REQUIRED TASK:
Scan the listing and work out how many lines contain the word "into". Nothing but the number should be given.

::: STORED ROWS :::

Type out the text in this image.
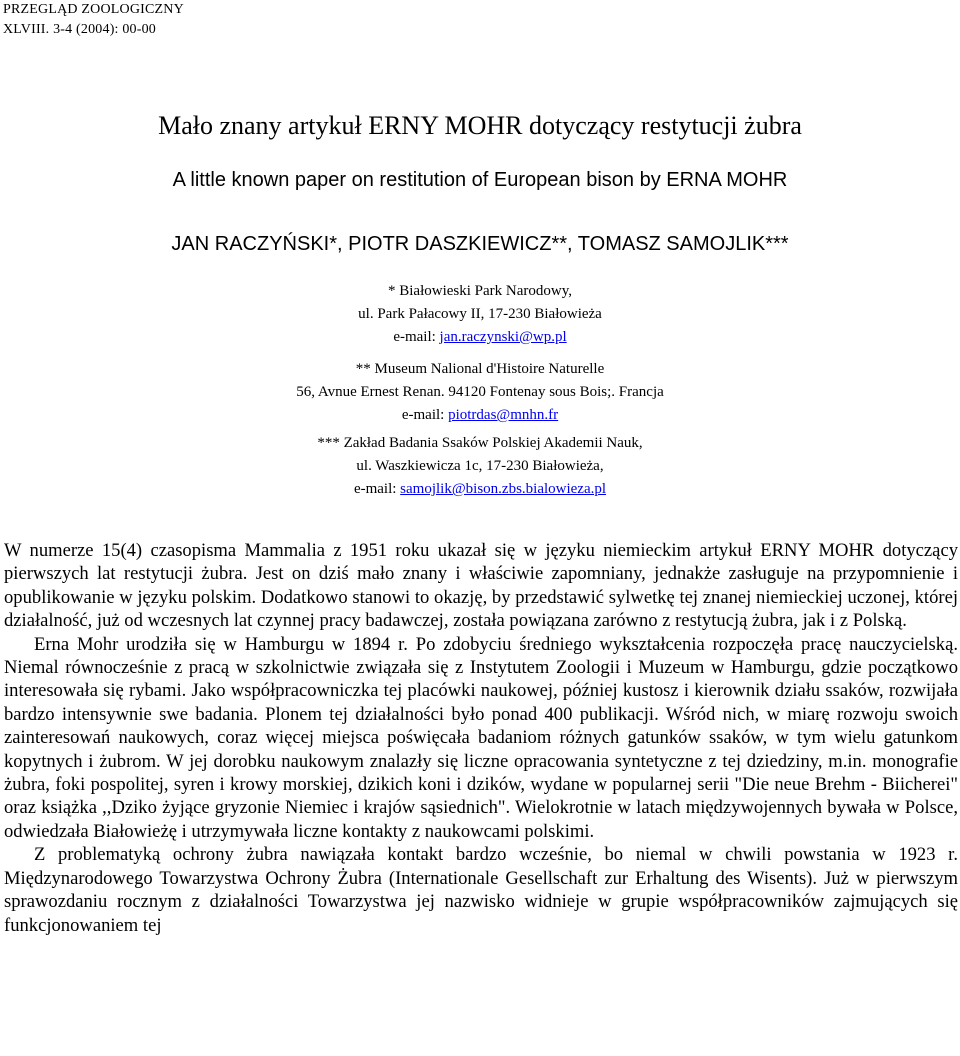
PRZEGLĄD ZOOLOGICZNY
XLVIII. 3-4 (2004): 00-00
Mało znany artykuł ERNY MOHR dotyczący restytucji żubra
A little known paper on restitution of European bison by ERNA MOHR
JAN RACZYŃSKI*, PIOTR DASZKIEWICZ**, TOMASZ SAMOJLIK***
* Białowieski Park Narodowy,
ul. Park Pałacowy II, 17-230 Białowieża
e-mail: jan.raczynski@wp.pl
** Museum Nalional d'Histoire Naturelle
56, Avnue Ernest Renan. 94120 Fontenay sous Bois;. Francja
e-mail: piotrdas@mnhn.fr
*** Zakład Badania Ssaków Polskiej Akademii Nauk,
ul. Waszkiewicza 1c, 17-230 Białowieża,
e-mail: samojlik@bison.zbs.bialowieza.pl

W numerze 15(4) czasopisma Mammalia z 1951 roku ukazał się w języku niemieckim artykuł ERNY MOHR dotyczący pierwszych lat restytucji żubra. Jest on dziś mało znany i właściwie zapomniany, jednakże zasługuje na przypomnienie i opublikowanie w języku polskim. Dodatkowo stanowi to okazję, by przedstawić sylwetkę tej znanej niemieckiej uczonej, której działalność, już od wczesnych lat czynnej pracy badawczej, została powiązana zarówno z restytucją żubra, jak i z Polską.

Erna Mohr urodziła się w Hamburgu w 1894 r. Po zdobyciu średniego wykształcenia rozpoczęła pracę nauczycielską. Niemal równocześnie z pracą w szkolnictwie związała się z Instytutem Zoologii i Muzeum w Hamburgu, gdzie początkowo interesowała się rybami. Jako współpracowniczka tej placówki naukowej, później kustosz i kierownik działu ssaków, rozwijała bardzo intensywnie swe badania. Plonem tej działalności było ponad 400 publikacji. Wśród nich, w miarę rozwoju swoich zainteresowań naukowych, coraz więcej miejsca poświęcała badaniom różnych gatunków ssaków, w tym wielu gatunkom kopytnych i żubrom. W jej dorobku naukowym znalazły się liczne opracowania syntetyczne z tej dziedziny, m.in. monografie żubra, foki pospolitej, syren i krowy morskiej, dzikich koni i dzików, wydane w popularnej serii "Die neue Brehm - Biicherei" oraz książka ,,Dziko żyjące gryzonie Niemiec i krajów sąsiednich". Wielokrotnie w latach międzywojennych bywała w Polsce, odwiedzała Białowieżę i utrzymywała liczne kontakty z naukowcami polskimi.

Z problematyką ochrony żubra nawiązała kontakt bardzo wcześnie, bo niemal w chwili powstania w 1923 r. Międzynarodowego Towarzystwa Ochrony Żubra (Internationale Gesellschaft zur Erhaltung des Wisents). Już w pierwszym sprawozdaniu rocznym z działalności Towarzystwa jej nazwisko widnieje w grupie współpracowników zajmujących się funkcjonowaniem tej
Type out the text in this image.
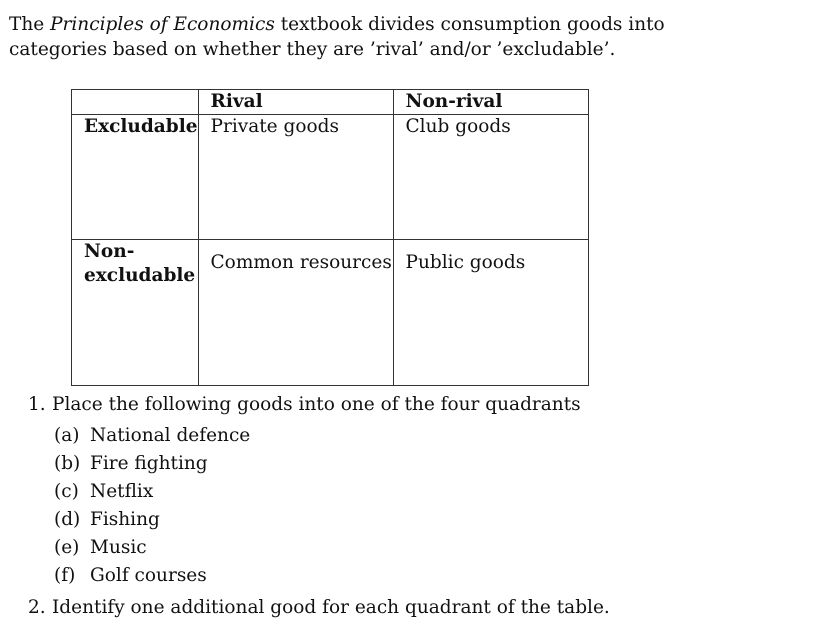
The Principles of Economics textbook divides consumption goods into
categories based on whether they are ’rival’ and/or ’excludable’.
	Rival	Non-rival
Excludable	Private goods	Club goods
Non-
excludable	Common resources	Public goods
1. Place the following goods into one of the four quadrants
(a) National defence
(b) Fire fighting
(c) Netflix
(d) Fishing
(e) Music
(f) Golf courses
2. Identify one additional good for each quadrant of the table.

:::

EXERCISE SOLUTION:
2